───── Data ─────

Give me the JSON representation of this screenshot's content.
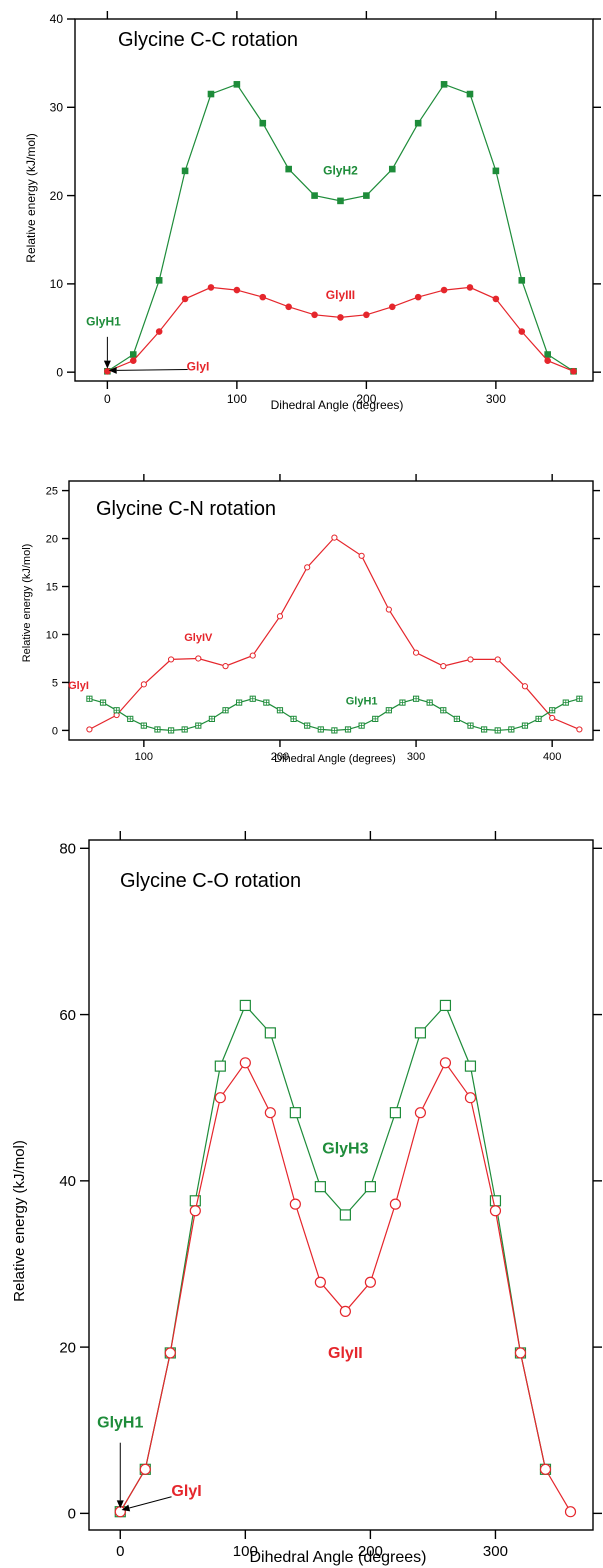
{
  "chart_data": [
    {
      "type": "line",
      "title": "Glycine C-C rotation",
      "xlabel": "Dihedral Angle (degrees)",
      "ylabel": "Relative energy (kJ/mol)",
      "xlim": [
        -25,
        375
      ],
      "ylim": [
        -1,
        40
      ],
      "xticks": [
        0,
        100,
        200,
        300
      ],
      "yticks": [
        0,
        10,
        20,
        30,
        40
      ],
      "series": [
        {
          "name": "GlyH2",
          "color": "#1e8c3a",
          "marker": "filled-square",
          "x": [
            0,
            20,
            40,
            60,
            80,
            100,
            120,
            140,
            160,
            180,
            200,
            220,
            240,
            260,
            280,
            300,
            320,
            340,
            360
          ],
          "y": [
            0.1,
            2.0,
            10.4,
            22.8,
            31.5,
            32.6,
            28.2,
            23.0,
            20.0,
            19.4,
            20.0,
            23.0,
            28.2,
            32.6,
            31.5,
            22.8,
            10.4,
            2.0,
            0.1
          ]
        },
        {
          "name": "GlyIII",
          "color": "#e5262c",
          "marker": "filled-circle",
          "x": [
            0,
            20,
            40,
            60,
            80,
            100,
            120,
            140,
            160,
            180,
            200,
            220,
            240,
            260,
            280,
            300,
            320,
            340,
            360
          ],
          "y": [
            0.1,
            1.3,
            4.6,
            8.3,
            9.6,
            9.3,
            8.5,
            7.4,
            6.5,
            6.2,
            6.5,
            7.4,
            8.5,
            9.3,
            9.6,
            8.3,
            4.6,
            1.3,
            0.1
          ]
        }
      ],
      "annotations": [
        {
          "text": "GlyH2",
          "x": 180,
          "y": 22.4,
          "color": "#1e8c3a"
        },
        {
          "text": "GlyIII",
          "x": 180,
          "y": 8.3,
          "color": "#e5262c"
        },
        {
          "text": "GlyH1",
          "x": -3,
          "y": 5.3,
          "color": "#1e8c3a"
        },
        {
          "text": "GlyI",
          "x": 70,
          "y": 0.2,
          "color": "#e5262c"
        }
      ]
    },
    {
      "type": "line",
      "title": "Glycine C-N rotation",
      "xlabel": "Dihedral Angle (degrees)",
      "ylabel": "Relative energy (kJ/mol)",
      "xlim": [
        45,
        430
      ],
      "ylim": [
        -1,
        26
      ],
      "xticks": [
        100,
        200,
        300,
        400
      ],
      "yticks": [
        0,
        5,
        10,
        15,
        20,
        25
      ],
      "series": [
        {
          "name": "GlyIV",
          "color": "#e5262c",
          "marker": "open-circle",
          "x": [
            60,
            80,
            100,
            120,
            140,
            160,
            180,
            200,
            220,
            240,
            260,
            280,
            300,
            320,
            340,
            360,
            380,
            400,
            420
          ],
          "y": [
            0.1,
            1.6,
            4.8,
            7.4,
            7.5,
            6.7,
            7.8,
            11.9,
            17.0,
            20.1,
            18.2,
            12.6,
            8.1,
            6.7,
            7.4,
            7.4,
            4.6,
            1.3,
            0.1
          ]
        },
        {
          "name": "GlyH1",
          "color": "#1e8c3a",
          "marker": "open-square-cross",
          "x": [
            60,
            70,
            80,
            90,
            100,
            110,
            120,
            130,
            140,
            150,
            160,
            170,
            180,
            190,
            200,
            210,
            220,
            230,
            240,
            250,
            260,
            270,
            280,
            290,
            300,
            310,
            320,
            330,
            340,
            350,
            360,
            370,
            380,
            390,
            400,
            410,
            420
          ],
          "y": [
            3.3,
            2.9,
            2.1,
            1.2,
            0.5,
            0.1,
            0.0,
            0.1,
            0.5,
            1.2,
            2.1,
            2.9,
            3.3,
            2.9,
            2.1,
            1.2,
            0.5,
            0.1,
            0.0,
            0.1,
            0.5,
            1.2,
            2.1,
            2.9,
            3.3,
            2.9,
            2.1,
            1.2,
            0.5,
            0.1,
            0.0,
            0.1,
            0.5,
            1.2,
            2.1,
            2.9,
            3.3
          ]
        }
      ],
      "annotations": [
        {
          "text": "GlyIV",
          "x": 140,
          "y": 9.3,
          "color": "#e5262c"
        },
        {
          "text": "GlyH1",
          "x": 260,
          "y": 2.7,
          "color": "#1e8c3a"
        },
        {
          "text": "GlyI",
          "x": 52,
          "y": 4.3,
          "color": "#e5262c"
        }
      ]
    },
    {
      "type": "line",
      "title": "Glycine C-O rotation",
      "xlabel": "Dihedral Angle (degrees)",
      "ylabel": "Relative energy (kJ/mol)",
      "xlim": [
        -25,
        378
      ],
      "ylim": [
        -2,
        81
      ],
      "xticks": [
        0,
        100,
        200,
        300
      ],
      "yticks": [
        0,
        20,
        40,
        60,
        80
      ],
      "series": [
        {
          "name": "GlyH3",
          "color": "#1e8c3a",
          "marker": "open-square",
          "x": [
            0,
            20,
            40,
            60,
            80,
            100,
            120,
            140,
            160,
            180,
            200,
            220,
            240,
            260,
            280,
            300,
            320,
            340
          ],
          "y": [
            0.2,
            5.3,
            19.3,
            37.6,
            53.8,
            61.1,
            57.8,
            48.2,
            39.3,
            35.9,
            39.3,
            48.2,
            57.8,
            61.1,
            53.8,
            37.6,
            19.3,
            5.3
          ]
        },
        {
          "name": "GlyII",
          "color": "#e5262c",
          "marker": "open-circle",
          "x": [
            0,
            20,
            40,
            60,
            80,
            100,
            120,
            140,
            160,
            180,
            200,
            220,
            240,
            260,
            280,
            300,
            320,
            340,
            360
          ],
          "y": [
            0.2,
            5.3,
            19.3,
            36.4,
            50.0,
            54.2,
            48.2,
            37.2,
            27.8,
            24.3,
            27.8,
            37.2,
            48.2,
            54.2,
            50.0,
            36.4,
            19.3,
            5.3,
            0.2
          ]
        }
      ],
      "annotations": [
        {
          "text": "GlyH3",
          "x": 180,
          "y": 43.3,
          "color": "#1e8c3a"
        },
        {
          "text": "GlyII",
          "x": 180,
          "y": 18.7,
          "color": "#e5262c"
        },
        {
          "text": "GlyH1",
          "x": 0,
          "y": 10.3,
          "color": "#1e8c3a"
        },
        {
          "text": "GlyI",
          "x": 53,
          "y": 2.1,
          "color": "#e5262c"
        }
      ]
    }
  ]
}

─────

— Problem details —
Search the data above for the word "title", then gather each line in which it appears.

— Response —
      "title": "Glycine C-C rotation",
      "title": "Glycine C-N rotation",
      "title": "Glycine C-O rotation",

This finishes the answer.